**INSTRUCTION**. From the entries below, copy every line holding the word "上证指数".
————————
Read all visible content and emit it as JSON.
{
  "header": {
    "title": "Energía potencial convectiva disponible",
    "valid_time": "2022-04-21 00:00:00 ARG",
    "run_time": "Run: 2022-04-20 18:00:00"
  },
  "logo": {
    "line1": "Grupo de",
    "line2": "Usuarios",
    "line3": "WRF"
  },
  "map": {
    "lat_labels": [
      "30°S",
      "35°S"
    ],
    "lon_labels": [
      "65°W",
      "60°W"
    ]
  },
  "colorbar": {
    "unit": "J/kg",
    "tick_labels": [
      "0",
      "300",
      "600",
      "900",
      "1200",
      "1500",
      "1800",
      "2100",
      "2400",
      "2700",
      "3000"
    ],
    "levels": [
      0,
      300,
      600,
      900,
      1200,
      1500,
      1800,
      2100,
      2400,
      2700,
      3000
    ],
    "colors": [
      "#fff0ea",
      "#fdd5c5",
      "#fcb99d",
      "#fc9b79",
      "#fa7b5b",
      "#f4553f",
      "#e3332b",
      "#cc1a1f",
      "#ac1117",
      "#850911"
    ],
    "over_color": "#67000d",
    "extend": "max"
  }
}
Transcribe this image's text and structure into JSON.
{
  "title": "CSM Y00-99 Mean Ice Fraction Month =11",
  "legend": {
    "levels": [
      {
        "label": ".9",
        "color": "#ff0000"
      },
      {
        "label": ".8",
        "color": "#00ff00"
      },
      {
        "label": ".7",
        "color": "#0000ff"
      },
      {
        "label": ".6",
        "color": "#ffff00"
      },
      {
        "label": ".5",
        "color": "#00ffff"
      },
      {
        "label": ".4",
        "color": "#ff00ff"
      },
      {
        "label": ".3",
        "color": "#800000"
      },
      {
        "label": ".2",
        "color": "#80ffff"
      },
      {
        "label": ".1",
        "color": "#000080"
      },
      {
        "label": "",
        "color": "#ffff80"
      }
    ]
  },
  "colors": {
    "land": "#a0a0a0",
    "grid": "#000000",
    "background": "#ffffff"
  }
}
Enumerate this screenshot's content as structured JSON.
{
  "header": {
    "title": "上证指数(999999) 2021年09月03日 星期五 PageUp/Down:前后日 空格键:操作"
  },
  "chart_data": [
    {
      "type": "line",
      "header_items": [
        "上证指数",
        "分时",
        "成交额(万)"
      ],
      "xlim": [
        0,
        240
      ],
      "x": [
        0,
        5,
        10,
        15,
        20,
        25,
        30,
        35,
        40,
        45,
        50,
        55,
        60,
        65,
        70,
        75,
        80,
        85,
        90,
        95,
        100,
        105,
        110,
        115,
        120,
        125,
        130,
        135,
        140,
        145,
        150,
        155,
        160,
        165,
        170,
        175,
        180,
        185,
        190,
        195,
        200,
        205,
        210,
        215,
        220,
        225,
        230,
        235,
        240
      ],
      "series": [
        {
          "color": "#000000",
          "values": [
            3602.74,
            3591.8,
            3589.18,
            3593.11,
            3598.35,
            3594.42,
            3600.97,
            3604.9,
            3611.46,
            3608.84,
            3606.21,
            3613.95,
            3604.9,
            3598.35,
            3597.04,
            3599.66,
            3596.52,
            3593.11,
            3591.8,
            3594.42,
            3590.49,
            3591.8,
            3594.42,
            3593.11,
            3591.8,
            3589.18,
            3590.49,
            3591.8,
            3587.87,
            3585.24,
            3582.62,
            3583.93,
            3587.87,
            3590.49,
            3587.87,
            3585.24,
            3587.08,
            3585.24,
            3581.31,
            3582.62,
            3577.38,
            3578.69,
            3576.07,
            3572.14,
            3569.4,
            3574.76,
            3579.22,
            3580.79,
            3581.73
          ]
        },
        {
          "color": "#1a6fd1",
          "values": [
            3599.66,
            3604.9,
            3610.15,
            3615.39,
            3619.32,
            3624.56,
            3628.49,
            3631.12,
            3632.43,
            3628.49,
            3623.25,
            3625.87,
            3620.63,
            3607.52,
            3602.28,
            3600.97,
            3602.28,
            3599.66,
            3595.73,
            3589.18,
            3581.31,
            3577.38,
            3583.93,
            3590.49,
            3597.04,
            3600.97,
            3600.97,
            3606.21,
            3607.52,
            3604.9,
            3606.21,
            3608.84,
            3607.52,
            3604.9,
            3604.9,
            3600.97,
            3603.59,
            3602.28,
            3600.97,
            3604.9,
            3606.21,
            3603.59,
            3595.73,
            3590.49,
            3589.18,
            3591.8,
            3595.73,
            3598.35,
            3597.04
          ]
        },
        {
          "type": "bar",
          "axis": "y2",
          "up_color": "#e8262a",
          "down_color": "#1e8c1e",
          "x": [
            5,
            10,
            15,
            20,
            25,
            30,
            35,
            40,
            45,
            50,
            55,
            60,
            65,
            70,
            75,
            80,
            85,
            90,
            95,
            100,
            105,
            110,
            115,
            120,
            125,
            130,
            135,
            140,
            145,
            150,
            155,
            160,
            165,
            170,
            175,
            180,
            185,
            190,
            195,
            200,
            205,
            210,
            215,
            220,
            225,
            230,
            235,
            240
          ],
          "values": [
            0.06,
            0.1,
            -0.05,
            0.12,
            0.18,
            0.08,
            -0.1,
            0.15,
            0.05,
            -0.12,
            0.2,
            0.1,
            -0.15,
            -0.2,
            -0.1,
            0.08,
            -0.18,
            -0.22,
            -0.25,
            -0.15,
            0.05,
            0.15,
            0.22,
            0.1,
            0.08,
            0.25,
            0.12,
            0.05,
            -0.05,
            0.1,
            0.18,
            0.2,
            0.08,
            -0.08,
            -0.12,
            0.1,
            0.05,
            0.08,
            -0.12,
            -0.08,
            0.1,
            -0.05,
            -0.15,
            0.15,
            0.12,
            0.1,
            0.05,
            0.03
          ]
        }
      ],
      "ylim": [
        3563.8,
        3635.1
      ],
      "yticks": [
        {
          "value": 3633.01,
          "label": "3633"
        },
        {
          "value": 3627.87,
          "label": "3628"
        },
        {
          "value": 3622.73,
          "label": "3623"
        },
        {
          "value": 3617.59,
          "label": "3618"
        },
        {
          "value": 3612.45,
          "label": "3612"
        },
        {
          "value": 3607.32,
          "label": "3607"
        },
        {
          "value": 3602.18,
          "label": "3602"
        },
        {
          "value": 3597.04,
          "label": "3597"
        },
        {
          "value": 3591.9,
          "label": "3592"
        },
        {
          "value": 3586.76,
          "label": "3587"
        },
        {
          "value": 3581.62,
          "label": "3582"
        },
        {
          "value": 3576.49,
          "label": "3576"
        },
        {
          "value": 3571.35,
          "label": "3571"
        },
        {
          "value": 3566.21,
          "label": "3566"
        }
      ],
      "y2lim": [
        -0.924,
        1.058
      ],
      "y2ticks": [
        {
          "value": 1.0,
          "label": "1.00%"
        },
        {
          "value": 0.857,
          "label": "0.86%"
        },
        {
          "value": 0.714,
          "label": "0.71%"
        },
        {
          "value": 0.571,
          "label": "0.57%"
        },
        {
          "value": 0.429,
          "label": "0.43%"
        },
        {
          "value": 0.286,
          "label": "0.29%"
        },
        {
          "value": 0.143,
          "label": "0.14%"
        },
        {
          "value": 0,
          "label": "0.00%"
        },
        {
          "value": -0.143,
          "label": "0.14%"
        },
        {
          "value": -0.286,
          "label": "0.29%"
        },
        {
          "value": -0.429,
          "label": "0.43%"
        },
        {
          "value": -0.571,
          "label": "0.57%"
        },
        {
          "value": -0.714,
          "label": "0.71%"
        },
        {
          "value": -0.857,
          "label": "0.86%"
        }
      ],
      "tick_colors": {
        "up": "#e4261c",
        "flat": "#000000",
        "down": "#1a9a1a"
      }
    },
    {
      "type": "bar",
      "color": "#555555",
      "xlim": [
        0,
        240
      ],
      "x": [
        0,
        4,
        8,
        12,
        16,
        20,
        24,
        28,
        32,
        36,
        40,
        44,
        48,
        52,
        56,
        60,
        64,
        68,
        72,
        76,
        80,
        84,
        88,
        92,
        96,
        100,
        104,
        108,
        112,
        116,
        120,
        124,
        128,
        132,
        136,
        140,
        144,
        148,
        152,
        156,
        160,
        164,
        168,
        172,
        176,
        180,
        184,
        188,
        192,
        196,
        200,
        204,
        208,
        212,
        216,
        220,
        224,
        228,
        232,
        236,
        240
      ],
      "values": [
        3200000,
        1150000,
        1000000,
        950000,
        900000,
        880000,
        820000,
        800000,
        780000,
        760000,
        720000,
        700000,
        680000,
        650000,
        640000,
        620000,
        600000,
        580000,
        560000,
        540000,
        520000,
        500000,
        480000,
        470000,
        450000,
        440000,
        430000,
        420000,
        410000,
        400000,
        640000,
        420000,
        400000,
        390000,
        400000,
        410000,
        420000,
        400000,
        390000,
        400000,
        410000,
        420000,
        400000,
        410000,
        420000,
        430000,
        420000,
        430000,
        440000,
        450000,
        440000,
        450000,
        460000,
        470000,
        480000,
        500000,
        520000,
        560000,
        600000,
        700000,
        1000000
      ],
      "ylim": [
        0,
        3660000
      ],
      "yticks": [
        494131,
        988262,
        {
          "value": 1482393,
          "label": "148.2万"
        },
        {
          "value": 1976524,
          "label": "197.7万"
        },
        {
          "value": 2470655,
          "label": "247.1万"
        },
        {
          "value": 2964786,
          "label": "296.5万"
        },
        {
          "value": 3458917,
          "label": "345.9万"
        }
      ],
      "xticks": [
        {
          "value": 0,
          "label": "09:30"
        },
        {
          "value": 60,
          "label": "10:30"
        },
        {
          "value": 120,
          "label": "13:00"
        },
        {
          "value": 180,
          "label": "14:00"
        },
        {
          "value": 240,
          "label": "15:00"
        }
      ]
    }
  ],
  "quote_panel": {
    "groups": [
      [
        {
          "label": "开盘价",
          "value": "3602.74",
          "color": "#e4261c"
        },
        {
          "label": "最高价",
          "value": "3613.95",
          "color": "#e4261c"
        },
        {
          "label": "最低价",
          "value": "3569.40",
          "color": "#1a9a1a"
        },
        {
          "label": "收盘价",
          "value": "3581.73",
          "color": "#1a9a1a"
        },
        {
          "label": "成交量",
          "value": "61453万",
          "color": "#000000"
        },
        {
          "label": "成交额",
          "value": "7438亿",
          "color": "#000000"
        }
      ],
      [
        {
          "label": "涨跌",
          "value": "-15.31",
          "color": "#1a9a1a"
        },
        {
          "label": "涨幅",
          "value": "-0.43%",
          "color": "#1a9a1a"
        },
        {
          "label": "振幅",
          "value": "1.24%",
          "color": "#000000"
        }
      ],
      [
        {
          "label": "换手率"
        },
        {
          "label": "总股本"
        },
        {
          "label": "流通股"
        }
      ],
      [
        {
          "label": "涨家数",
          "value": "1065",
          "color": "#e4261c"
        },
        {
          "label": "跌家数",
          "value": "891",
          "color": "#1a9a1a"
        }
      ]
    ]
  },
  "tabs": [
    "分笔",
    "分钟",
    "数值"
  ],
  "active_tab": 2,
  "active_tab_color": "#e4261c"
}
————————
**OUTPUT BELOW**.
    "title": "上证指数(999999) 2021年09月03日 星期五 PageUp/Down:前后日 空格键:操作"
        "上证指数",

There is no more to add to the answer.